Job a:
Give everything from the start of the entries down to the line containing "legend-symbol-fit-region bbox=[115, 49, 125, 71]" again, swapping "error-bar" for "uncertainty-bar" and leaving everything else unchanged.

** START Source **

I wouldn't be. I come off too innocent.  *evil laughter*


----------



## Abdulla6169 (Jul 27, 2014)

tortoisetime565 said:


> I think I want more of a clone that I can boss around.


How can you boss a clone? That's theoretically impossible


----------



## Abdulla6169 (Jul 27, 2014)

Flipper said:


> Is it bad that I don't plan to let my little Hermann's tort brumate this year? Will it have long term effects on her?


This is a very debatable topic, if it's one year I don't see harm


----------



## sageharmon (Jul 27, 2014)

AbdullaAli said:


> How can you boss a clone? That's theoretically impossible


My brother bosses me around lol. Trust me!!!! It's very possible!!!! Lol


----------



## StarSapphire22 (Jul 27, 2014)

Flipper said:


> I know  but but but I'm soooooooo hot [wack head against a wall icon] it was 100* today and it sucks the life out of me.
> 
> Is it bad that I don't plan to let my little Hermann's tort brumate this year? Will it have long term effects on her?


 
Tallulah is too young right now but in the future, you never HAVE to brumate. There's nothing wrong with not doing it.


----------



## tortoisetime565 (Jul 27, 2014)

sageharmon said:


> View attachment 89124


You are dun gonna get bug bites!


----------



## sageharmon (Jul 27, 2014)

tortoisetime565 said:


> You are dun gonna get bug bites!


Haha! There were bees that were there but I didn't get stung! Yay


----------



## tortoisetime565 (Jul 27, 2014)

sageharmon said:


> Haha! There were bees that were there but I didn't get stung! Yay


Lucky. Its too hot for bees here! All of the flowers are dying because of it! And there is so much pollen that everyone's nasals are going crazy.


----------



## sageharmon (Jul 27, 2014)

** END Source **
** START Supplied material **

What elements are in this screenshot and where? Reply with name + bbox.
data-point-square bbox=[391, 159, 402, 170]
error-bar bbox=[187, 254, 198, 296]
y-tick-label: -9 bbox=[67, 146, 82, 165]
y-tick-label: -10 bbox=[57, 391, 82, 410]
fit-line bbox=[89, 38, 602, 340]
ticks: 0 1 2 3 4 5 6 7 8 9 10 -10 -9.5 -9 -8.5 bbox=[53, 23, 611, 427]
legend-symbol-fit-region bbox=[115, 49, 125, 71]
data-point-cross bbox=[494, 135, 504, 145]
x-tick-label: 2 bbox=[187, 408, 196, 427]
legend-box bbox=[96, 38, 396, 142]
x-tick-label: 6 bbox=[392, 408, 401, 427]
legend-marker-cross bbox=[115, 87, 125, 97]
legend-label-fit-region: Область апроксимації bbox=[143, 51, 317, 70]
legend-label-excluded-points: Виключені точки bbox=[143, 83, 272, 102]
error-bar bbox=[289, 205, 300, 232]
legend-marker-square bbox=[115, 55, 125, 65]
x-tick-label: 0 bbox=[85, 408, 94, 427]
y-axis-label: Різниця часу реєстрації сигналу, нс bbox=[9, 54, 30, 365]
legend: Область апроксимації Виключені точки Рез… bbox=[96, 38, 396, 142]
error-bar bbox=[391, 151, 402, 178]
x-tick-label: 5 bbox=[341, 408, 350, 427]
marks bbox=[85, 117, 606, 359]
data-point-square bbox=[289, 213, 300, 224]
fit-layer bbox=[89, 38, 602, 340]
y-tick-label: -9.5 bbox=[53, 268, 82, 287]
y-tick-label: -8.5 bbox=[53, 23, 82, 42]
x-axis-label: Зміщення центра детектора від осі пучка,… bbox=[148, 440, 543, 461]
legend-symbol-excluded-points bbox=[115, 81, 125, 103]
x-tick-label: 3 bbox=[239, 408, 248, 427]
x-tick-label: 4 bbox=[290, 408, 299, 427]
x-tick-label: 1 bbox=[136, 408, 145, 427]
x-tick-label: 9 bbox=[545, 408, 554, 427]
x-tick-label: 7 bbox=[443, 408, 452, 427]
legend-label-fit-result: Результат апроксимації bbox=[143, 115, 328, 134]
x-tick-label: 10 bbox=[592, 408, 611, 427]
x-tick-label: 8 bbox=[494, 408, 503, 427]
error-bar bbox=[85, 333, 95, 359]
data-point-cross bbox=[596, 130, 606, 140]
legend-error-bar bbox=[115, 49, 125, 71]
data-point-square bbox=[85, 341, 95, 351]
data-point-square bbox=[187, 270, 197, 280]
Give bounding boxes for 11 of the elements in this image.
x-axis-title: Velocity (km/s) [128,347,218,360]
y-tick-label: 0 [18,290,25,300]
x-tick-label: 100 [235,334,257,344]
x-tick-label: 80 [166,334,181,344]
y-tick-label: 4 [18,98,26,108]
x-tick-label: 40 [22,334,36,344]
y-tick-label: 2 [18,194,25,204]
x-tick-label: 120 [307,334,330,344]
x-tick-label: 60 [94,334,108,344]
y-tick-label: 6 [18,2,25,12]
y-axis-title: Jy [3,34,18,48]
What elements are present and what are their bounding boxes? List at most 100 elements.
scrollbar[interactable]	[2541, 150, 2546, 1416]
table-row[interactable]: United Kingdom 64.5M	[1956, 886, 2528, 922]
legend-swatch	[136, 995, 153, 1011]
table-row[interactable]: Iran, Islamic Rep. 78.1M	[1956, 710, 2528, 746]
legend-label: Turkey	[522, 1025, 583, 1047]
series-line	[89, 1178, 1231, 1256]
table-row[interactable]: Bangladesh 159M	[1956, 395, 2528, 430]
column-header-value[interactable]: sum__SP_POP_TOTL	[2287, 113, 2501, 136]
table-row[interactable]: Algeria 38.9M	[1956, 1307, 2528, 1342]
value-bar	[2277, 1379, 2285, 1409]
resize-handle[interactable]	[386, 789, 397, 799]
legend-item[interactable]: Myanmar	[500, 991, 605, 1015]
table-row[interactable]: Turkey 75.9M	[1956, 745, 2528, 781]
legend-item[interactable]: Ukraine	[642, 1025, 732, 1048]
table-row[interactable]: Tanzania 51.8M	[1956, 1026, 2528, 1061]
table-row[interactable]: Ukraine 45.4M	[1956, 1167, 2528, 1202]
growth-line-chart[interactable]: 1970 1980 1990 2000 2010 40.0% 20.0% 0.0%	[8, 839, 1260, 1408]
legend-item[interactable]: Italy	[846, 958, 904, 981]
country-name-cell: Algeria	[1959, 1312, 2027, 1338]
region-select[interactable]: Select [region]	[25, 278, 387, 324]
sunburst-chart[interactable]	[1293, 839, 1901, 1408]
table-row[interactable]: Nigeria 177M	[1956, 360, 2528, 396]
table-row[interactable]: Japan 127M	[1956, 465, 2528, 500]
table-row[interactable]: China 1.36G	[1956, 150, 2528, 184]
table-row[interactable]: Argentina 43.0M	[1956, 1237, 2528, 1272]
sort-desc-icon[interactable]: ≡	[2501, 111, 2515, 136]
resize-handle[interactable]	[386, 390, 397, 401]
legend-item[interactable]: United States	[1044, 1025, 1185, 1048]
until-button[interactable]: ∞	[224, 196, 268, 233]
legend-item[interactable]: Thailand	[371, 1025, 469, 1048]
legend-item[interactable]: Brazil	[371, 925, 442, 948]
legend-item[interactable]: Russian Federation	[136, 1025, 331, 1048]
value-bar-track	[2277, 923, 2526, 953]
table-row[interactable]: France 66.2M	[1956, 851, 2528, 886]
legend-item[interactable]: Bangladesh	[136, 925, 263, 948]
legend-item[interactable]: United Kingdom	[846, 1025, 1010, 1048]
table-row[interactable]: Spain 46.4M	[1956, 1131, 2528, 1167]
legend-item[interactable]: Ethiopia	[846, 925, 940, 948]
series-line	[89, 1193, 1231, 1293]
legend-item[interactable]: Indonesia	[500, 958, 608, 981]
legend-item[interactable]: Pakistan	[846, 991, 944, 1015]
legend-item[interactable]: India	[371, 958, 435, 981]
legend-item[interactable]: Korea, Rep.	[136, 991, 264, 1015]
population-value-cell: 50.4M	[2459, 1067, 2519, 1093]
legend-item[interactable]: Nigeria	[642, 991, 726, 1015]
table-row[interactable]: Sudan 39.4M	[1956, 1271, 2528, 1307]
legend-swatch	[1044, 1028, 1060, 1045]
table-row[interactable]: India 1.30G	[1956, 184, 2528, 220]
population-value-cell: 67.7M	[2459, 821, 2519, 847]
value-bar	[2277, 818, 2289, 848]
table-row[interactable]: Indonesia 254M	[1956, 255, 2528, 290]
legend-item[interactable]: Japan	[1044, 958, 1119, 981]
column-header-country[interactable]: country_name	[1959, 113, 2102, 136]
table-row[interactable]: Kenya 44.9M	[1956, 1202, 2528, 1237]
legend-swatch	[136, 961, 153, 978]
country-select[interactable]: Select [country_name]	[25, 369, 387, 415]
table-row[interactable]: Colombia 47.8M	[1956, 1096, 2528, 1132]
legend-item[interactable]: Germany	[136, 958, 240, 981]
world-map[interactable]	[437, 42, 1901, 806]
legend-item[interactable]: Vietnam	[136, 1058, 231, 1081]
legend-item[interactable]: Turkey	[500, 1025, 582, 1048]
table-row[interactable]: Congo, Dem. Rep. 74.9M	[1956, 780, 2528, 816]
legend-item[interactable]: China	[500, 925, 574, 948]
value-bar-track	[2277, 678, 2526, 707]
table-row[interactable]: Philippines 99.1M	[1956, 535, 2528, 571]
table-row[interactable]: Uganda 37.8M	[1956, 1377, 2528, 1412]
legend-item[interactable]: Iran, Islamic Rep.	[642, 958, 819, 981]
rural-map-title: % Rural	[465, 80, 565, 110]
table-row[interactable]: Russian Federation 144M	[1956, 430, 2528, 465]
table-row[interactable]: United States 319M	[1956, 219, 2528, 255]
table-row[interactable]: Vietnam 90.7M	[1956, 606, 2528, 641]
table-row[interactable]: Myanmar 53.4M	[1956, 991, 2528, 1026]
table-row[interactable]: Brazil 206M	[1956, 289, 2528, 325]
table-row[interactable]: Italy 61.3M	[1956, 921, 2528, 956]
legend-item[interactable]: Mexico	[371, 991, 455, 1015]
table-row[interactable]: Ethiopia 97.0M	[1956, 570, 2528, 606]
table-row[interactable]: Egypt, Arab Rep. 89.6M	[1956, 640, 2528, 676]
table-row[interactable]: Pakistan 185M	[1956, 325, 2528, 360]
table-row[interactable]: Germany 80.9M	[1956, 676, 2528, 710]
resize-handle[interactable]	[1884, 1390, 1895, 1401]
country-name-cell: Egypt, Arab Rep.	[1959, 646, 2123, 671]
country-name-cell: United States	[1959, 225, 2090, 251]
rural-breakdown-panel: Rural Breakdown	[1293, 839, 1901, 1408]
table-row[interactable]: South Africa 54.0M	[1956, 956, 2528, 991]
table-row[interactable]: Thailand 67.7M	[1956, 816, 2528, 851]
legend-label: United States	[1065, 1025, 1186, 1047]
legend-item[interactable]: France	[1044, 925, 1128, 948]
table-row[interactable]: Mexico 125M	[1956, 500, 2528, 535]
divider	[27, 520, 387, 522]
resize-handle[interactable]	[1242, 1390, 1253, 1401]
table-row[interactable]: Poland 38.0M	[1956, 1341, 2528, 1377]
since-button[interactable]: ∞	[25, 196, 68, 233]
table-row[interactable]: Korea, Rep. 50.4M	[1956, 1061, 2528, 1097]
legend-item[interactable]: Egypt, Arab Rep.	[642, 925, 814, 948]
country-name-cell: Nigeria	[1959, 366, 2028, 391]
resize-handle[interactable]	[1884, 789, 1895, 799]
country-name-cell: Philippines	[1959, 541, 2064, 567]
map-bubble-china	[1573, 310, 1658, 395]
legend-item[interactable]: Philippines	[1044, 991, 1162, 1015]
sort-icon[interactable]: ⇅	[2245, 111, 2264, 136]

** END Supplied material **

Job b:
Answer these questions about the forum thread above:
(i) What kind of tortoise does Flipper say they have?
(ii) Which tortoise does StarSapphire22 say is too young right now?
(iii) According to sageharmon, what happened with the bees?

Final result a:
What elements are in this screenshot and where? Reply with name + bbox.
data-point-square bbox=[391, 159, 402, 170]
uncertainty-bar bbox=[187, 254, 198, 296]
y-tick-label: -9 bbox=[67, 146, 82, 165]
y-tick-label: -10 bbox=[57, 391, 82, 410]
fit-line bbox=[89, 38, 602, 340]
ticks: 0 1 2 3 4 5 6 7 8 9 10 -10 -9.5 -9 -8.5 bbox=[53, 23, 611, 427]
legend-symbol-fit-region bbox=[115, 49, 125, 71]

Final result b:
(i) A Hermann's tort.
(ii) Tallulah.
(iii) There were bees there, but sageharmon didn't get stung.